**Task goal:**
Take the data that follows and retype it word for word.

**Items:**

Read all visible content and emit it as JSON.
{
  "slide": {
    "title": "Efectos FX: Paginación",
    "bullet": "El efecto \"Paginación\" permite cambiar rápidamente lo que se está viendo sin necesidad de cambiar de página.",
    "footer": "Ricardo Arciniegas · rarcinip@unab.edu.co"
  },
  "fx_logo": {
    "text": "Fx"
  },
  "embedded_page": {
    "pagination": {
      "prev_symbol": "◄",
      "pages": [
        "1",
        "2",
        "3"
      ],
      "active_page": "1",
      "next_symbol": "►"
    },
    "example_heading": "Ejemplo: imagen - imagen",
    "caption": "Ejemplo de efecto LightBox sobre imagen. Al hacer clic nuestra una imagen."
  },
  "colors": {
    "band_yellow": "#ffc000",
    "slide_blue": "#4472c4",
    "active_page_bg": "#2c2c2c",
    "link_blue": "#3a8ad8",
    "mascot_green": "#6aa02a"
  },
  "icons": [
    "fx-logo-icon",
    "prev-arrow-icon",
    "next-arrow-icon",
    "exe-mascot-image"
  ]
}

**Answer below:**
Read all visible content and emit it as JSON.
{
  "slide": {
    "title": "Efectos FX: Paginación",
    "bullet": "El efecto \"Paginación\" permite cambiar rápidamente lo que se está viendo sin necesidad de cambiar de página.",
    "footer": "Ricardo Arciniegas · rarcinip@unab.edu.co"
  },
  "fx_logo": {
    "text": "Fx"
  },
  "embedded_page": {
    "pagination": {
      "prev_symbol": "◄",
      "pages": [
        "1",
        "2",
        "3"
      ],
      "active_page": "1",
      "next_symbol": "►"
    },
    "example_heading": "Ejemplo: imagen - imagen",
    "caption": "Ejemplo de efecto LightBox sobre imagen. Al hacer clic nuestra una imagen."
  },
  "colors": {
    "band_yellow": "#ffc000",
    "slide_blue": "#4472c4",
    "active_page_bg": "#2c2c2c",
    "link_blue": "#3a8ad8",
    "mascot_green": "#6aa02a"
  },
  "icons": [
    "fx-logo-icon",
    "prev-arrow-icon",
    "next-arrow-icon",
    "exe-mascot-image"
  ]
}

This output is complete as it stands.